* Задание 1:
Повторите без изменений строки записей, начиная с первой строки записей и заканчивая строкой, в которой есть «The propeller 8 is at (295, 598).», включая обе границы.

* Текст для чтения:
+--
Особенности прочтения образа Бенедикта в романе Т. Толстой «Кысь» Актуальность - страница №1/1

Особенности прочтения образа Бенедикта в романе Т.Толстой «Кысь»
Актуальность: в настоящее время проблема сохранения культуры, просвещения является одной из наиболее актуальных. На примере романа Т.Толстой «Кысь» и образа его главного героя Бенедикта мы можем проанализировать глобальные мифы национальной культуры, в том числе стержневой миф литературоцентризма .

Цель: рассмотреть особенности прочтения образа главного героя Бенедикта в парадигме литературоцентричного мифа отечественной культуры.
Роман Т. Толстой «Кысь» (2000) – знаковое произведение эпохи русского постмодернизма, в котором автор поднимает те актуальные проблемы современного российского общества, которые еще не нашли своего разрешения. Критика (Д. Ольшанский, Б. Парамонов, Л. Рубинштейн) признала книгу настоящей «энциклопедией русской жизни», своеобразной пародией на вечное желание русских «жить по писанному».
+--
* Материал для задания:
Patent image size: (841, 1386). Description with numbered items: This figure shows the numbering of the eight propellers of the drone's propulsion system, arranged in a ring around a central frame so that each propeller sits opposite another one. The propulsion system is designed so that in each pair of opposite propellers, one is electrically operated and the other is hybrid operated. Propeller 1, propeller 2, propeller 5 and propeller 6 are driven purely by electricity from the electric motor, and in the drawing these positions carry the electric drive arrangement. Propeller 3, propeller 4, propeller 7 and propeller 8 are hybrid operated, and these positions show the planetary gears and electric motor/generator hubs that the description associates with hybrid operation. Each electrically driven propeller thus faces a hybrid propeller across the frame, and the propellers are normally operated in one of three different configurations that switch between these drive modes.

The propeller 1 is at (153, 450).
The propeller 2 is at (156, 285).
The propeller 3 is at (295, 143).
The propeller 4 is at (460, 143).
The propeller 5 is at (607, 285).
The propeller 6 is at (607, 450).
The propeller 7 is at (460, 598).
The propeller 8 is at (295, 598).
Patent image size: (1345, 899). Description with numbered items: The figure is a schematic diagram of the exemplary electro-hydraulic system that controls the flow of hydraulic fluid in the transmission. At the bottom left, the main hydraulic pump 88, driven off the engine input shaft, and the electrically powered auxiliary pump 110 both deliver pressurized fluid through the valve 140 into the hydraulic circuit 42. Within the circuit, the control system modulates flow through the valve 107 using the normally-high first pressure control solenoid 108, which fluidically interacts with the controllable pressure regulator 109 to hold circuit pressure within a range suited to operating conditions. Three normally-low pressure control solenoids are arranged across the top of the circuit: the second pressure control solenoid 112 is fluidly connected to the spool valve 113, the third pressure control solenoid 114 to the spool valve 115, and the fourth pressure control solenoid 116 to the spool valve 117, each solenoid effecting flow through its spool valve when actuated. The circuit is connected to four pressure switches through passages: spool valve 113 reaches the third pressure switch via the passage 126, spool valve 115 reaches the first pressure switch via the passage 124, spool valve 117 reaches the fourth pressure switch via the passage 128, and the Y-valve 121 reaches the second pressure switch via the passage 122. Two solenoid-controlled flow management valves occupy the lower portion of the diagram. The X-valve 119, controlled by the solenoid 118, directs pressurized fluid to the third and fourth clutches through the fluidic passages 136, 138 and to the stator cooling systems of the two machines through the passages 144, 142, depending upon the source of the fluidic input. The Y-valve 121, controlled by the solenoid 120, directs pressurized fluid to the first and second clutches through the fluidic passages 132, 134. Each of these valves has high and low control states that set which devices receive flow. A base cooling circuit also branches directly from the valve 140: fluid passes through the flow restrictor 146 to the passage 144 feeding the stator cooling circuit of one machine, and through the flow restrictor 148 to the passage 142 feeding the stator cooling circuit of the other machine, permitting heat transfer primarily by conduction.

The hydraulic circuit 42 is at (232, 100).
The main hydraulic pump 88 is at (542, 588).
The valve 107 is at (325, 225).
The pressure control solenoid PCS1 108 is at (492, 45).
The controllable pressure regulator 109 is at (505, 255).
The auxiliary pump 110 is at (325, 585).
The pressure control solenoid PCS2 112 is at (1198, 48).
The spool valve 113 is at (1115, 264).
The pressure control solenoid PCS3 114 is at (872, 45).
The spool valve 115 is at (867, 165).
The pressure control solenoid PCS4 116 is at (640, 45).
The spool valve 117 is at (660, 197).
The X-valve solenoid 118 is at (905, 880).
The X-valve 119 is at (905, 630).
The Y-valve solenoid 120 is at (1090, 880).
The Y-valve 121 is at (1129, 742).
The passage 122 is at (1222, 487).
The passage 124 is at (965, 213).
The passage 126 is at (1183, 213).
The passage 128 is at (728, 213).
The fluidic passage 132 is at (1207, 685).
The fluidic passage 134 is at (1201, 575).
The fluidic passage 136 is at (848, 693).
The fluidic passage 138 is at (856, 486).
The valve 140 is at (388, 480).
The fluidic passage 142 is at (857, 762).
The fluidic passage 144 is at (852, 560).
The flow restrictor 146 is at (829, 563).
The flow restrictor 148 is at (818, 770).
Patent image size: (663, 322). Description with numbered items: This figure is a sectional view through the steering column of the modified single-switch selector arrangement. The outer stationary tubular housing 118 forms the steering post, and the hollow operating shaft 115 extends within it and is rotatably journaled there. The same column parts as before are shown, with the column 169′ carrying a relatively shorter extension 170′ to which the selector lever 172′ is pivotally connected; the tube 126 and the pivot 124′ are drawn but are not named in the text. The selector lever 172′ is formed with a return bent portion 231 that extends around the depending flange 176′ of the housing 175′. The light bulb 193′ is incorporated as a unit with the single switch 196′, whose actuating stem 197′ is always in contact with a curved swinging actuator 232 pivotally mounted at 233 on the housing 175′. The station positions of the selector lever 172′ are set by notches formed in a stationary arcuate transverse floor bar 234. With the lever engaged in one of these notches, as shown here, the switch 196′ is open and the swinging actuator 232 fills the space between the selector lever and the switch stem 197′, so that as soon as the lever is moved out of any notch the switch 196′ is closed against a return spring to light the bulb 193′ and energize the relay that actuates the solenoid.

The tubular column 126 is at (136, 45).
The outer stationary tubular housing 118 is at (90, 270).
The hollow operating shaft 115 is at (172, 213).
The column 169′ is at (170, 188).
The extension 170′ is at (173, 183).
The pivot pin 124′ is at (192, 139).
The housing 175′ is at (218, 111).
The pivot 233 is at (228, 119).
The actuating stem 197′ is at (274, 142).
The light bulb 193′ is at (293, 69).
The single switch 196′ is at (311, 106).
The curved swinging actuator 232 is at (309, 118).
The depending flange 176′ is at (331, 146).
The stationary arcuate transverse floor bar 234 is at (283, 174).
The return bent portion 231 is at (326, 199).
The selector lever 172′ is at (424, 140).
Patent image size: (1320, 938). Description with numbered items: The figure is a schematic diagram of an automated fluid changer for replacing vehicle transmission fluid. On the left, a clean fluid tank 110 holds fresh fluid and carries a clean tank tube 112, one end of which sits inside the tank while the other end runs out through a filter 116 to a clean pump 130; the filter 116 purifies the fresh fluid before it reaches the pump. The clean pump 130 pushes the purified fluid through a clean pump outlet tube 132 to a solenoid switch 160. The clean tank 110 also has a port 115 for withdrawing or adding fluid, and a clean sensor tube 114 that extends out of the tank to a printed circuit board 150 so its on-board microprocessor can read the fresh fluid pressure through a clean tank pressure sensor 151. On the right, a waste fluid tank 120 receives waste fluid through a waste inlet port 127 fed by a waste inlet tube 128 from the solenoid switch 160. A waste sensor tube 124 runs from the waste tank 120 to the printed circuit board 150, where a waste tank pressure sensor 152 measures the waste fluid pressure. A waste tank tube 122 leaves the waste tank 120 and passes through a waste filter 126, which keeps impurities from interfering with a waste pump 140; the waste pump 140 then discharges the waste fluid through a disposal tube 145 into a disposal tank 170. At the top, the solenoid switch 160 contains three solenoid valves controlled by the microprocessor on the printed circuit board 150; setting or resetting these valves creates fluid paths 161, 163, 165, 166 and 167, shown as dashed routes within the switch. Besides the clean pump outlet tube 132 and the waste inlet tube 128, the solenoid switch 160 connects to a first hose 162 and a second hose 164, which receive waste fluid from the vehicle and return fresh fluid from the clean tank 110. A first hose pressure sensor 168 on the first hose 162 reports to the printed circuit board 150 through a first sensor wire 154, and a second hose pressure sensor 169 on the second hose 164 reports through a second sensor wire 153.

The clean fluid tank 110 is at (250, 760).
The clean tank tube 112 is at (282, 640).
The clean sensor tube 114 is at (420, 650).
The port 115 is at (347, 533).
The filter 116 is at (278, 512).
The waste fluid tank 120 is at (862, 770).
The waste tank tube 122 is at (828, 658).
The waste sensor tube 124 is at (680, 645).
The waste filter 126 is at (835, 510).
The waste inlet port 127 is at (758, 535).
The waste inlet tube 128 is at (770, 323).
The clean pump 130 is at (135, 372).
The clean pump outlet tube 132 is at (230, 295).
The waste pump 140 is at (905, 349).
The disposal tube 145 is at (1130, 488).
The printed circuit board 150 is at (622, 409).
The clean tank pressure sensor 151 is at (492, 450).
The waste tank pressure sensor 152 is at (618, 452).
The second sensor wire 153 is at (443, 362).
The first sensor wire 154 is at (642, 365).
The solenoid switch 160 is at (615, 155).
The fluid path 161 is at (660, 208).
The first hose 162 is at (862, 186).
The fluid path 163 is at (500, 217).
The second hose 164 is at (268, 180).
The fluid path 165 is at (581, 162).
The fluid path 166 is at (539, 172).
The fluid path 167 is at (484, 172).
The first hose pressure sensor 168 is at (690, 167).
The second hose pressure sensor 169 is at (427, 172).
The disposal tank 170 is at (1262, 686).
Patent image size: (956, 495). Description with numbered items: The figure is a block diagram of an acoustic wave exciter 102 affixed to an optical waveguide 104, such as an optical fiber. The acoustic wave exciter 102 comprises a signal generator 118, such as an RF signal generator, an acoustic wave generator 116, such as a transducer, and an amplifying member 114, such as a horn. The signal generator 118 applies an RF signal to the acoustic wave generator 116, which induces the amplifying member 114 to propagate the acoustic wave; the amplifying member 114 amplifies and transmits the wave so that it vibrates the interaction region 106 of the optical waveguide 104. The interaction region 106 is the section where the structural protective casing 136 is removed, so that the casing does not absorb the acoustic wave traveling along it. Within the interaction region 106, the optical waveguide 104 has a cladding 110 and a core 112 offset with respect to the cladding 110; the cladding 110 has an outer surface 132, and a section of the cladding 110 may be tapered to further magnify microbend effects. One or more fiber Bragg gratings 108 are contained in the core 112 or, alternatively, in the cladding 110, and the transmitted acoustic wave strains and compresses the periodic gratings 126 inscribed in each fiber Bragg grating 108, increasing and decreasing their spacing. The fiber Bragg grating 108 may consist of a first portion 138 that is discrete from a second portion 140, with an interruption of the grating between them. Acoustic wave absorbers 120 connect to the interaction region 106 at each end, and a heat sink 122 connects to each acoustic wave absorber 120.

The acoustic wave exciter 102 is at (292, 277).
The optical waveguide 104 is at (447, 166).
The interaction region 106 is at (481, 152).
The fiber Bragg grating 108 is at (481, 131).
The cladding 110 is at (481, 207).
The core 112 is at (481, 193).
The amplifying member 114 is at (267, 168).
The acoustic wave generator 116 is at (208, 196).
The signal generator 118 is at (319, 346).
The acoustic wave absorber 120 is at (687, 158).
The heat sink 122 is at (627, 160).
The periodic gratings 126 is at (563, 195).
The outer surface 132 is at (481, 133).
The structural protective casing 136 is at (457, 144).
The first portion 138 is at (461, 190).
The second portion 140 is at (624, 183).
+--
* Задание 2:
Перепишите дословно фрагмент текста о романе «Кысь», начиная со слов «Актуальность: в настоящее» и заканчивая словами «мифа отечественной культуры.» включительно.

* Ответ 1:
Patent image size: (841, 1386). Description with numbered items: This figure shows the numbering of the eight propellers of the drone's propulsion system, arranged in a ring around a central frame so that each propeller sits opposite another one. The propulsion system is designed so that in each pair of opposite propellers, one is electrically operated and the other is hybrid operated. Propeller 1, propeller 2, propeller 5 and propeller 6 are driven purely by electricity from the electric motor, and in the drawing these positions carry the electric drive arrangement. Propeller 3, propeller 4, propeller 7 and propeller 8 are hybrid operated, and these positions show the planetary gears and electric motor/generator hubs that the description associates with hybrid operation. Each electrically driven propeller thus faces a hybrid propeller across the frame, and the propellers are normally operated in one of three different configurations that switch between these drive modes.

The propeller 1 is at (153, 450).
The propeller 2 is at (156, 285).
The propeller 3 is at (295, 143).
The propeller 4 is at (460, 143).
The propeller 5 is at (607, 285).
The propeller 6 is at (607, 450).
The propeller 7 is at (460, 598).
The propeller 8 is at (295, 598).

* Ответ 2:
Актуальность: в настоящее время проблема сохранения культуры, просвещения является одной из наиболее актуальных. На примере романа Т.Толстой «Кысь» и образа его главного героя Бенедикта мы можем проанализировать глобальные мифы национальной культуры, в том числе стержневой миф литературоцентризма .

Цель: рассмотреть особенности прочтения образа главного героя Бенедикта в парадигме литературоцентричного мифа отечественной культуры.